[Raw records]
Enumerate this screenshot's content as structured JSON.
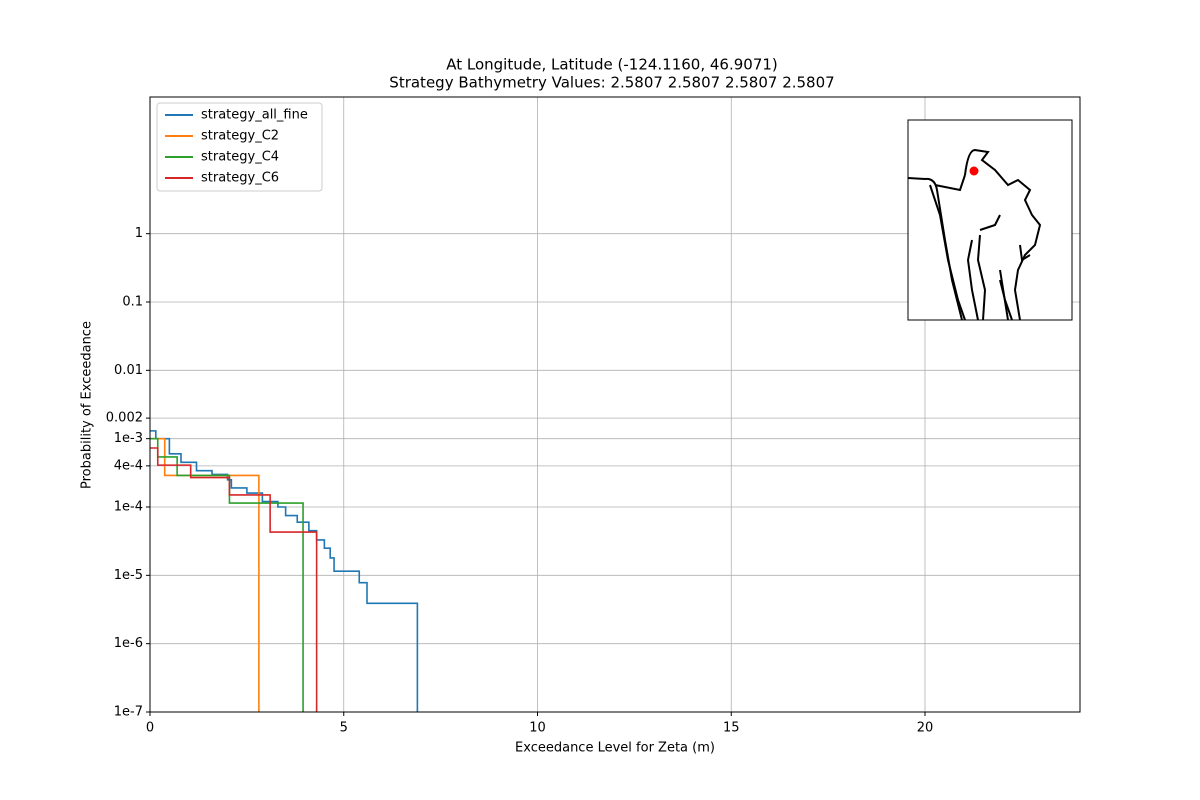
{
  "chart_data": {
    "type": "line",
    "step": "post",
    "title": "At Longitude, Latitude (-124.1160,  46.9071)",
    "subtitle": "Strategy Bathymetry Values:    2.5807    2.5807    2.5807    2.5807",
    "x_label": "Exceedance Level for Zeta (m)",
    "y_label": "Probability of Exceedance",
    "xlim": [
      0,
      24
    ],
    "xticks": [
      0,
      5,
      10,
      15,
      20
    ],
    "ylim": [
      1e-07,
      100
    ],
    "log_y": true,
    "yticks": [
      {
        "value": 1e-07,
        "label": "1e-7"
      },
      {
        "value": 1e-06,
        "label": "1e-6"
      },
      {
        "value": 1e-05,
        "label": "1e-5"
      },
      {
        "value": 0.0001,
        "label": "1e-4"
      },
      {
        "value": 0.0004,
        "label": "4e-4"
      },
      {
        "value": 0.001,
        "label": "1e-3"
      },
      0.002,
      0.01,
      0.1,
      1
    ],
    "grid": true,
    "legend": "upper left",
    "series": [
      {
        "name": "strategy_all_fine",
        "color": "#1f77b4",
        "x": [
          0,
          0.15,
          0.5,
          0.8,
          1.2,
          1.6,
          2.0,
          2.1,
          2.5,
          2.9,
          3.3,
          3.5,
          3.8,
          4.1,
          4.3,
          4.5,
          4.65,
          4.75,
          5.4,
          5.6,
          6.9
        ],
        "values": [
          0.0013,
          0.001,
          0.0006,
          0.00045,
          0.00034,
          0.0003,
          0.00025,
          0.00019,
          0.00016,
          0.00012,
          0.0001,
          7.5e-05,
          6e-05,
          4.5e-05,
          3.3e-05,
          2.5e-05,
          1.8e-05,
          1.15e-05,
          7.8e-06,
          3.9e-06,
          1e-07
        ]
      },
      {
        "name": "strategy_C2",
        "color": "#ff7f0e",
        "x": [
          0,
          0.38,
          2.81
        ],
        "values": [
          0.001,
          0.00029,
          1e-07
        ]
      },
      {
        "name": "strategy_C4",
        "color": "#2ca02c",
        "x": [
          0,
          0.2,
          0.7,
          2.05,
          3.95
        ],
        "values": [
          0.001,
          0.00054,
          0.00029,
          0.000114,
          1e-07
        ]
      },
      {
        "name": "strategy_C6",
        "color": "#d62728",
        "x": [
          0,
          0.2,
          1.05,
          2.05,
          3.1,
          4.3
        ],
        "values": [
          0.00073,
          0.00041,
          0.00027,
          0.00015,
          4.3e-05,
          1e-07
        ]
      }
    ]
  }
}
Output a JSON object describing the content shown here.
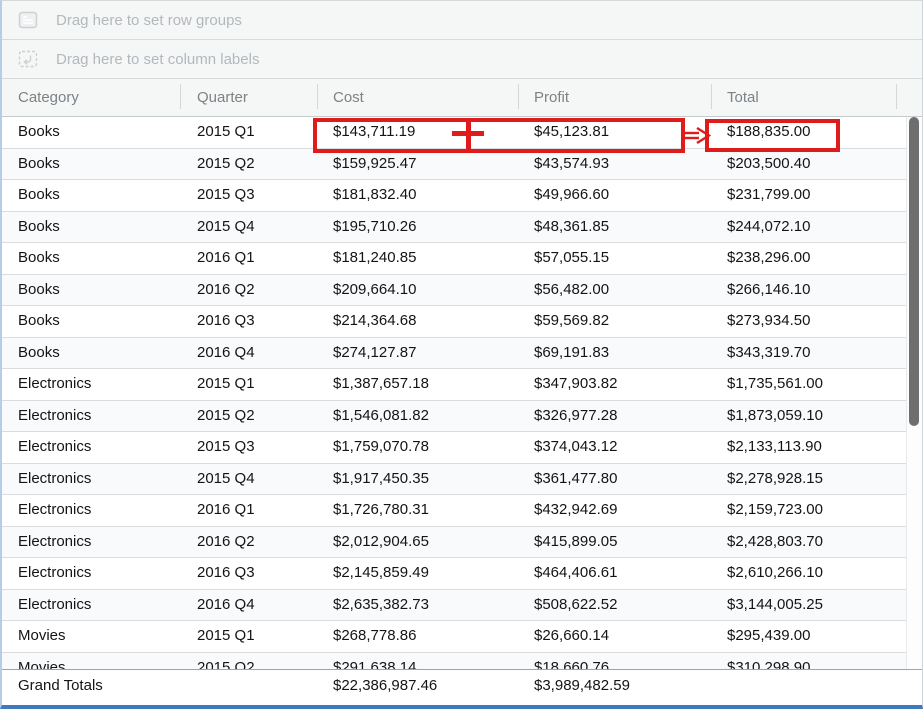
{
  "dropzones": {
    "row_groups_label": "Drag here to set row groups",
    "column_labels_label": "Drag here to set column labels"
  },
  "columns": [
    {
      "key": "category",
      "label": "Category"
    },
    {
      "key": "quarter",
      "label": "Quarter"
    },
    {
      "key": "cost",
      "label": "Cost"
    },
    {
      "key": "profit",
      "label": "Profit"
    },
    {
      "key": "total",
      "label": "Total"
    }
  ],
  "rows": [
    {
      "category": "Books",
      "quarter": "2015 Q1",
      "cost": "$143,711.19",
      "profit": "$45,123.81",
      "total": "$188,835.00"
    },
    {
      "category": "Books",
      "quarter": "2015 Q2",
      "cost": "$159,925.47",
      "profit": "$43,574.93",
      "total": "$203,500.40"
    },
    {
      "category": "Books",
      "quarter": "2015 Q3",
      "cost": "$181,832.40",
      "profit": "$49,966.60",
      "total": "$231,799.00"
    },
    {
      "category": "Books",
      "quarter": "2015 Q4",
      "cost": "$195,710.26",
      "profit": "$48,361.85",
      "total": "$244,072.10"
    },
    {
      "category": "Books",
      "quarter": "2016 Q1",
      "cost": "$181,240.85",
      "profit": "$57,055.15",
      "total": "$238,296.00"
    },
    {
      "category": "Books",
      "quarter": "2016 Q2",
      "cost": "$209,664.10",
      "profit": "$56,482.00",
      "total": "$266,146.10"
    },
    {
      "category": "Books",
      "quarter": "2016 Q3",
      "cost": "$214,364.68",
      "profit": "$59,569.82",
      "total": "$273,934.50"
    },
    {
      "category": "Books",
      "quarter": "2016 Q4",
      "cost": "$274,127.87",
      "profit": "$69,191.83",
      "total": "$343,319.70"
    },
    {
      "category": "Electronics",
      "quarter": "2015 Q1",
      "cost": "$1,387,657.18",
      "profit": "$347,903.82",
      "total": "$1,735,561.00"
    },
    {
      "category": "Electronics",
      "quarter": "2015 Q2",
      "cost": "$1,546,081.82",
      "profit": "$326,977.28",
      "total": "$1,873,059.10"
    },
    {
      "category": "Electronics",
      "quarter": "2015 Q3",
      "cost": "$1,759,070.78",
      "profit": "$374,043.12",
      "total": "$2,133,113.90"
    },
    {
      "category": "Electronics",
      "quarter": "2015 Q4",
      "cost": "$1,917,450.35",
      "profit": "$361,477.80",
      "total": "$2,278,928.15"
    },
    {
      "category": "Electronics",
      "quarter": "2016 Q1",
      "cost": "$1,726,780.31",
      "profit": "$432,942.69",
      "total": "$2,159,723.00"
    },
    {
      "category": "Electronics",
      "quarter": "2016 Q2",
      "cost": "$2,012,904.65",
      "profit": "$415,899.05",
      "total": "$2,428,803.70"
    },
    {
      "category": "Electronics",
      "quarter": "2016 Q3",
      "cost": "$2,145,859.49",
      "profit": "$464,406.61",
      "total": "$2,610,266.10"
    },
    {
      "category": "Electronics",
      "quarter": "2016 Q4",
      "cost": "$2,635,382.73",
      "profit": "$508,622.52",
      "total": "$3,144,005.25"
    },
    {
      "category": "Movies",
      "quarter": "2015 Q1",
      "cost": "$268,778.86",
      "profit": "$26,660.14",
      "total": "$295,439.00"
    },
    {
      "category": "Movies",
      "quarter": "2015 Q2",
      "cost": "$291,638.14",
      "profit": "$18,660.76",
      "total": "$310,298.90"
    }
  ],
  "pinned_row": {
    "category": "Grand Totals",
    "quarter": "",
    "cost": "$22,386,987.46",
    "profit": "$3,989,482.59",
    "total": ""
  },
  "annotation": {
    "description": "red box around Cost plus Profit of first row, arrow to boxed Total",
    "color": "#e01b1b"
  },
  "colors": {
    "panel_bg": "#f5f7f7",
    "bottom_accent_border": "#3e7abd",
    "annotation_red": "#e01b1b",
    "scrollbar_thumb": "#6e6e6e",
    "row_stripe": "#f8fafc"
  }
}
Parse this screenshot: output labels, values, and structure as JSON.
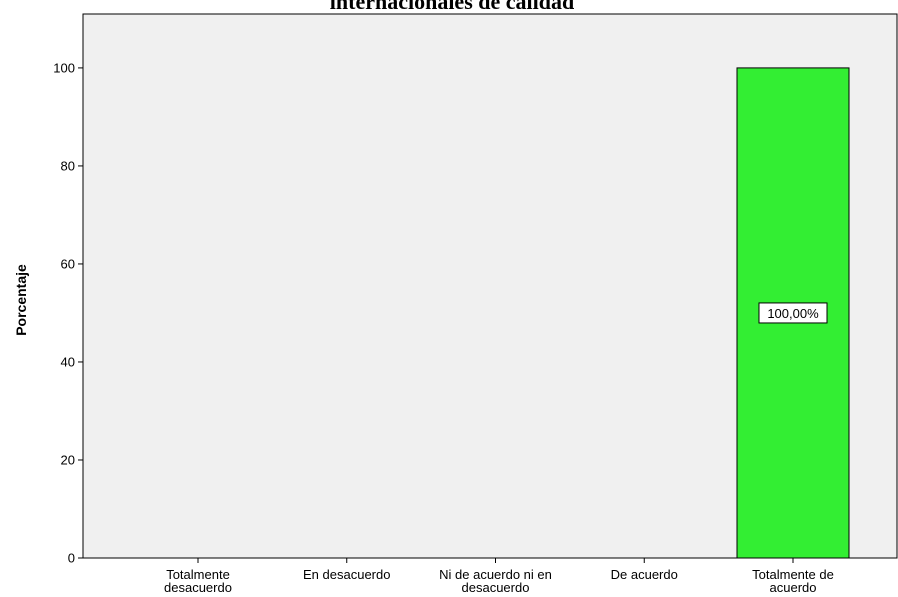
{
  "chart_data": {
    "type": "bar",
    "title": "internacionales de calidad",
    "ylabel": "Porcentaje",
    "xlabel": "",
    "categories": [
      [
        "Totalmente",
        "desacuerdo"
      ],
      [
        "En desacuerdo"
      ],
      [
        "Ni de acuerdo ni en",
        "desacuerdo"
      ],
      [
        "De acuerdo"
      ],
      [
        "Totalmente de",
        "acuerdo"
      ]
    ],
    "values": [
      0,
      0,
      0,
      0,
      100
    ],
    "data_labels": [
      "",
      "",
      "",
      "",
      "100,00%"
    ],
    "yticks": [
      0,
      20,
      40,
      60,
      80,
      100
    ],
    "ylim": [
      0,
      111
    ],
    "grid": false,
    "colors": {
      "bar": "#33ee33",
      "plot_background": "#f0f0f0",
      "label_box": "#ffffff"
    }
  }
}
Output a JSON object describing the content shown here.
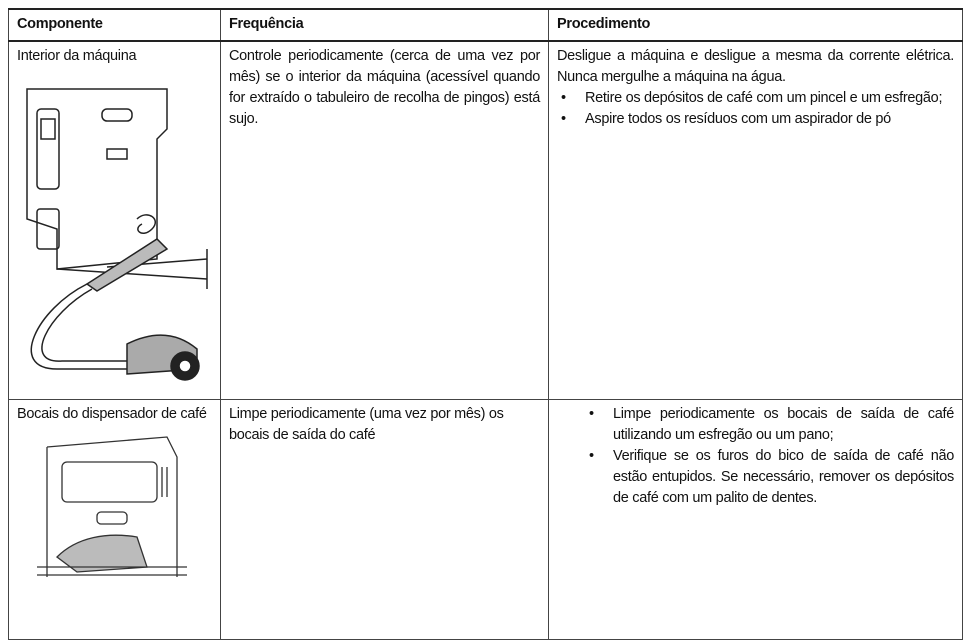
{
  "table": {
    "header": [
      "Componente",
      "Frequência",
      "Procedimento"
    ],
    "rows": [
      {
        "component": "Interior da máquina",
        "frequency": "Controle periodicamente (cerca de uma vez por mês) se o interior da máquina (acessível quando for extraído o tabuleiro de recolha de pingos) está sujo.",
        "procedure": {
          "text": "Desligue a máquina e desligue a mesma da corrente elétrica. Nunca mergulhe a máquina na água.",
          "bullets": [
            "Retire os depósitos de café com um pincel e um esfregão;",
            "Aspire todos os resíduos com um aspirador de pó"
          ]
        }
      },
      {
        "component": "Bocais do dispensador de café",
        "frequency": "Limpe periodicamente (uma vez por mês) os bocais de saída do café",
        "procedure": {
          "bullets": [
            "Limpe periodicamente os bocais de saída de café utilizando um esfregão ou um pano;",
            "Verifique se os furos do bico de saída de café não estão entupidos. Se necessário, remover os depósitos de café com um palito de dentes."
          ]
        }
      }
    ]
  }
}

* **PROBLEM DETAILS**
From the listing above, copy every line that includes the word "frequency".

* **RESULT BELOW**
        "frequency": "Controle periodicamente (cerca de uma vez por mês) se o interior da máquina (acessível quando for extraído o tabuleiro de recolha de pingos) está sujo.",
        "frequency": "Limpe periodicamente (uma vez por mês) os bocais de saída do café",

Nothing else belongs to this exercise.